━━━━━ LISTING

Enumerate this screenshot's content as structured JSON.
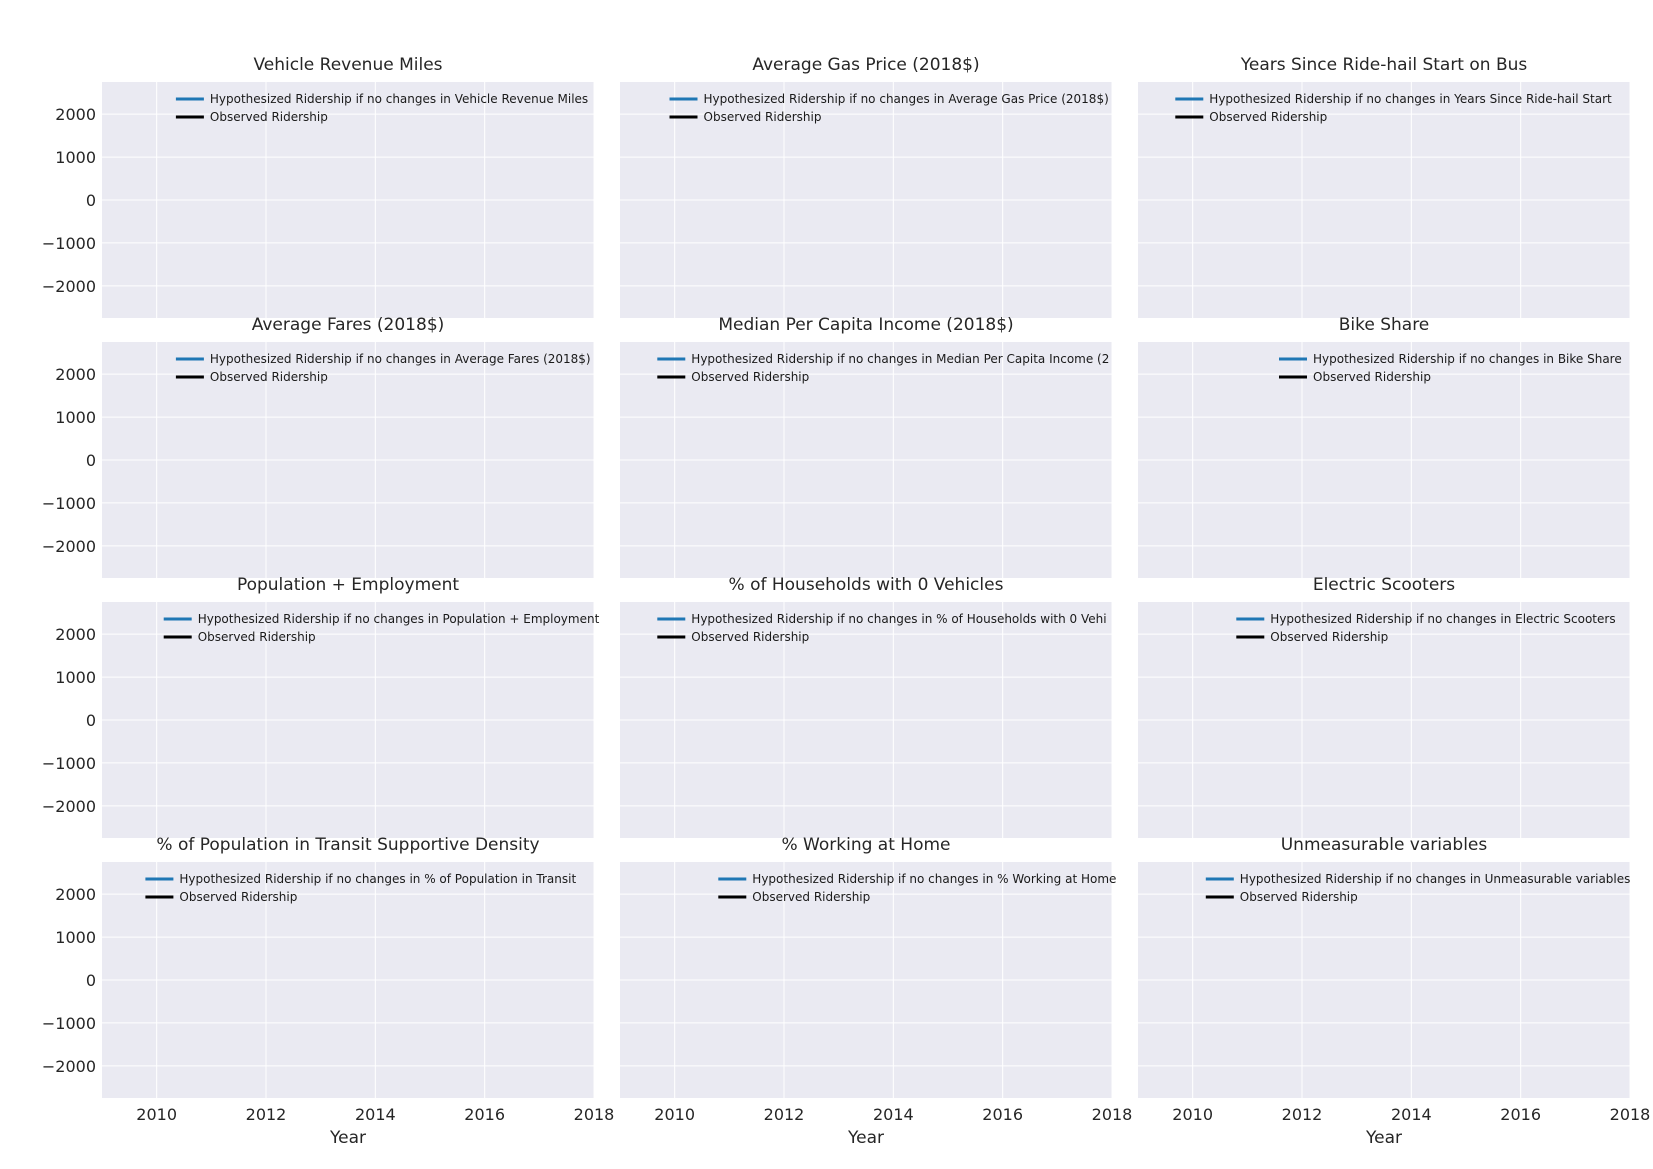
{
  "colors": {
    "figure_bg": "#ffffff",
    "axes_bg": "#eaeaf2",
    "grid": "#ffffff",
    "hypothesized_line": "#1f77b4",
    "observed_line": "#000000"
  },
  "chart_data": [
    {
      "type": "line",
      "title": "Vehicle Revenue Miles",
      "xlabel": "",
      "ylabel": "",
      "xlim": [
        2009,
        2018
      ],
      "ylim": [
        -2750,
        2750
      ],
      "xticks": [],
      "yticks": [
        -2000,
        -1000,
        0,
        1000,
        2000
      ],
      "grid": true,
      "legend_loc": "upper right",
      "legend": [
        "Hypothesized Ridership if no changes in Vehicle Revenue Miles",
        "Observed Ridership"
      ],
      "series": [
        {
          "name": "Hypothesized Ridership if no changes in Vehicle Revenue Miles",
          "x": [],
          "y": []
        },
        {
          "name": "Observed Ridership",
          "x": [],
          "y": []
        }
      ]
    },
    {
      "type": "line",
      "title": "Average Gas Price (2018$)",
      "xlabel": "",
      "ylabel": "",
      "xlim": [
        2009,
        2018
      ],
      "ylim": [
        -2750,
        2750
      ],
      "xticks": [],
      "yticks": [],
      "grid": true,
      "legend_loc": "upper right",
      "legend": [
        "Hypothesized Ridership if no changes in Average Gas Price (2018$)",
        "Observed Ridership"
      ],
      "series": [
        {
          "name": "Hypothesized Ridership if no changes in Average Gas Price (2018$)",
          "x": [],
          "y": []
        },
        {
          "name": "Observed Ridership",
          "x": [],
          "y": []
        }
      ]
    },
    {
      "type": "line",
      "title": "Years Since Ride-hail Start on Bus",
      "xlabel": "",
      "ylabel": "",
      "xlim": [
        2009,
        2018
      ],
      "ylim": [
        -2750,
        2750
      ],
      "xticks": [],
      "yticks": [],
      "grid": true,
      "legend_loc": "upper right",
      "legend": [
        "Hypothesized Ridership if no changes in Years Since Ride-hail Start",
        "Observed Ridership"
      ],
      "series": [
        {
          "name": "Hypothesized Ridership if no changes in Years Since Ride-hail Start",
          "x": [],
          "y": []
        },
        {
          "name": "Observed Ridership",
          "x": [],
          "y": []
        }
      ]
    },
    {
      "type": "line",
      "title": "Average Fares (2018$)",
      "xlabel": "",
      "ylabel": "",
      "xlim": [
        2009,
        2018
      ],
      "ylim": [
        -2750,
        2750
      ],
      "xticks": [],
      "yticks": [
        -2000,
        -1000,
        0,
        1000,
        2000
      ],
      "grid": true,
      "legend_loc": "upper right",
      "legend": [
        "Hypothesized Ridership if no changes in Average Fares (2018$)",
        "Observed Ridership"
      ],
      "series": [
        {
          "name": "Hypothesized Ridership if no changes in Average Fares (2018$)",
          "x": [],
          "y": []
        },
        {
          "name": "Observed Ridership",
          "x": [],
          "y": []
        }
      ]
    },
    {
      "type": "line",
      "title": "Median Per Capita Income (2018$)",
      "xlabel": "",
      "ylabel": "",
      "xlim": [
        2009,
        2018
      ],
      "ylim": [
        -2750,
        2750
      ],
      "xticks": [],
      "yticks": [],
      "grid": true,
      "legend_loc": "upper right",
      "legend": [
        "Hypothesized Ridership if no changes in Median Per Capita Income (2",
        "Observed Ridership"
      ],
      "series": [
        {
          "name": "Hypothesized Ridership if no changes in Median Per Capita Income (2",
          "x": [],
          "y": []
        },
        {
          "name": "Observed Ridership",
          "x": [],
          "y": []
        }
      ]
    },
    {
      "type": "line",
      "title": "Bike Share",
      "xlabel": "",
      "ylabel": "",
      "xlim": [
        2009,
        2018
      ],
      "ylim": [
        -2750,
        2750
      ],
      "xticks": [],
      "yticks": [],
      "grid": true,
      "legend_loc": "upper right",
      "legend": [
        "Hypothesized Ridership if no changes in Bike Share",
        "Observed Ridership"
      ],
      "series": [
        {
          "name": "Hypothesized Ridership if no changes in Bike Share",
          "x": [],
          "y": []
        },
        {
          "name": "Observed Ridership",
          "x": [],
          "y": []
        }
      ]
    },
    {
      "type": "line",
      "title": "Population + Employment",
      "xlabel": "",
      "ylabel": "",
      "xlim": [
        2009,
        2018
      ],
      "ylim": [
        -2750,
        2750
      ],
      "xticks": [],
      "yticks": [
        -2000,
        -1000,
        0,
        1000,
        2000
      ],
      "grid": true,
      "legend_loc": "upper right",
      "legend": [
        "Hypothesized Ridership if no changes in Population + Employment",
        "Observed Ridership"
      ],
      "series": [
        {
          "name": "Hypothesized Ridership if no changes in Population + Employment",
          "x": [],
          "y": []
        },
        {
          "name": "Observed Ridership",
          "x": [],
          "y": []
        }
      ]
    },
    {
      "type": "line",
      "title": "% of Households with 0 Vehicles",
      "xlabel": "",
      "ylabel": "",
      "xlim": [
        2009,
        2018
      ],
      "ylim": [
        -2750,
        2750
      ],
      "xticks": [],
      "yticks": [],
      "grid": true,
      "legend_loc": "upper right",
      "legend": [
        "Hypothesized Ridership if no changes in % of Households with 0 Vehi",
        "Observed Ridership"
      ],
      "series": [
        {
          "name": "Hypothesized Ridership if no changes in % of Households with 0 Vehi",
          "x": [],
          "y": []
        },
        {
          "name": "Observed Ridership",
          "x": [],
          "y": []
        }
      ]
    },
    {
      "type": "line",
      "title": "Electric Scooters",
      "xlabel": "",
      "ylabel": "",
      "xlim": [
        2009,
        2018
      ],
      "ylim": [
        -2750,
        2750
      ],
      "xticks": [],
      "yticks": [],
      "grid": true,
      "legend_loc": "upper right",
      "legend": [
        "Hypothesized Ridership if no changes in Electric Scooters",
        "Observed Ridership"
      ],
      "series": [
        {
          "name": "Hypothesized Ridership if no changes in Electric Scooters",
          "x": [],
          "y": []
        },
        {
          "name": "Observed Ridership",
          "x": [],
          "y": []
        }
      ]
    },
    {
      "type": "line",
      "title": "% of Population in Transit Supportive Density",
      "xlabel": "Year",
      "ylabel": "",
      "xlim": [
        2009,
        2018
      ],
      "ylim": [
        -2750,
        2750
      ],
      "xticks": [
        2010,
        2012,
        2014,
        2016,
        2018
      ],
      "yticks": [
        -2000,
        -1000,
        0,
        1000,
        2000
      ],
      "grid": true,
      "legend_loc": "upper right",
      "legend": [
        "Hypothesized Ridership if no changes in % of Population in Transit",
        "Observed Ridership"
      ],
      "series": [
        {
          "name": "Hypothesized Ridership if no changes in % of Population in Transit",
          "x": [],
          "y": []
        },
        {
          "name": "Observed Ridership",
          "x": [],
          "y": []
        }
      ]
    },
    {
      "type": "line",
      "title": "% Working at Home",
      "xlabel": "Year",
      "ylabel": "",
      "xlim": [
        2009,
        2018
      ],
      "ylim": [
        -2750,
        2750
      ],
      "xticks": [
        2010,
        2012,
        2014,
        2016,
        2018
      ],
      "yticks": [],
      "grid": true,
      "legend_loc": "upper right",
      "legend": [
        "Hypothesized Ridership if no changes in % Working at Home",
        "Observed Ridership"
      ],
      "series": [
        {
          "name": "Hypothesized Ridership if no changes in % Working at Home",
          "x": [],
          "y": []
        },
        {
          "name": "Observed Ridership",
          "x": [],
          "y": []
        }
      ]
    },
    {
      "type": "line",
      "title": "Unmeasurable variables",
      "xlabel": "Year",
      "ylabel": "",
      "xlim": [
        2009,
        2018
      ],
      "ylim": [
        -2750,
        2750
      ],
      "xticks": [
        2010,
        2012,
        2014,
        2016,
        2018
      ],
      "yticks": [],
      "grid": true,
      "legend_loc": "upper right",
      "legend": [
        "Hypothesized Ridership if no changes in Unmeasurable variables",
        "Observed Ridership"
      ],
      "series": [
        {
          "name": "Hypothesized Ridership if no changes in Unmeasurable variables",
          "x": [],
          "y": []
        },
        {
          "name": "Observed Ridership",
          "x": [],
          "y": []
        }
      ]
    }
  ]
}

━━━━━━━━━━

Where does the word "Working" appear in the listing? List each line that holds it.

      "title": "% Working at Home",
        "Hypothesized Ridership if no changes in % Working at Home",
          "name": "Hypothesized Ridership if no changes in % Working at Home",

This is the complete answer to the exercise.